Each entry must appear again exactly as it does in the source.

------------

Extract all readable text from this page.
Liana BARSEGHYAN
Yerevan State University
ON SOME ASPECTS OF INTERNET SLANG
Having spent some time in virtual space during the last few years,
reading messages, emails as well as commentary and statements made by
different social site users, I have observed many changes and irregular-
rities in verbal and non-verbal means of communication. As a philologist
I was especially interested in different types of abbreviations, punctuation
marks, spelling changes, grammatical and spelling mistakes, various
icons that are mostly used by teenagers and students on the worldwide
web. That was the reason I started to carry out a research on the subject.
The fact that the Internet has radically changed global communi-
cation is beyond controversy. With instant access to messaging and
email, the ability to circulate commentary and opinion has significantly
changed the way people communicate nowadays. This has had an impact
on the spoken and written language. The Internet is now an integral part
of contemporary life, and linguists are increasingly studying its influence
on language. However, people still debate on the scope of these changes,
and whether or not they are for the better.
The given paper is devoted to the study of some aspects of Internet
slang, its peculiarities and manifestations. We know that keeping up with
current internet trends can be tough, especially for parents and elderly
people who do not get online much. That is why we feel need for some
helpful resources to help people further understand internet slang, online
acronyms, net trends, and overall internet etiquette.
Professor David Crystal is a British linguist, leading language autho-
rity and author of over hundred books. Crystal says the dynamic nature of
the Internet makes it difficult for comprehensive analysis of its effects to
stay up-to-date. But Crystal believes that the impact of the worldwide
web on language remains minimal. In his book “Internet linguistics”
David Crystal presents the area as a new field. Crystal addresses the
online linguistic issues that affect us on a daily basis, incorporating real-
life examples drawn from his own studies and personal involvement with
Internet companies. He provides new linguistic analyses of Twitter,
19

------------

▸ Full solution:
Extract all readable text from this page.
Liana BARSEGHYAN
Yerevan State University
ON SOME ASPECTS OF INTERNET SLANG
Having spent some time in virtual space during the last few years,
reading messages, emails as well as commentary and statements made by
different social site users, I have observed many changes and irregular-
rities in verbal and non-verbal means of communication. As a philologist
I was especially interested in different types of abbreviations, punctuation
marks, spelling changes, grammatical and spelling mistakes, various
icons that are mostly used by teenagers and students on the worldwide
web. That was the reason I started to carry out a research on the subject.
The fact that the Internet has radically changed global communi-
cation is beyond controversy. With instant access to messaging and
email, the ability to circulate commentary and opinion has significantly
changed the way people communicate nowadays. This has had an impact
on the spoken and written language. The Internet is now an integral part
of contemporary life, and linguists are increasingly studying its influence
on language. However, people still debate on the scope of these changes,
and whether or not they are for the better.
The given paper is devoted to the study of some aspects of Internet
slang, its peculiarities and manifestations. We know that keeping up with
current internet trends can be tough, especially for parents and elderly
people who do not get online much. That is why we feel need for some
helpful resources to help people further understand internet slang, online
acronyms, net trends, and overall internet etiquette.
Professor David Crystal is a British linguist, leading language autho-
rity and author of over hundred books. Crystal says the dynamic nature of
the Internet makes it difficult for comprehensive analysis of its effects to
stay up-to-date. But Crystal believes that the impact of the worldwide
web on language remains minimal. In his book “Internet linguistics”
David Crystal presents the area as a new field. Crystal addresses the
online linguistic issues that affect us on a daily basis, incorporating real-
life examples drawn from his own studies and personal involvement with
Internet companies. He provides new linguistic analyses of Twitter,
19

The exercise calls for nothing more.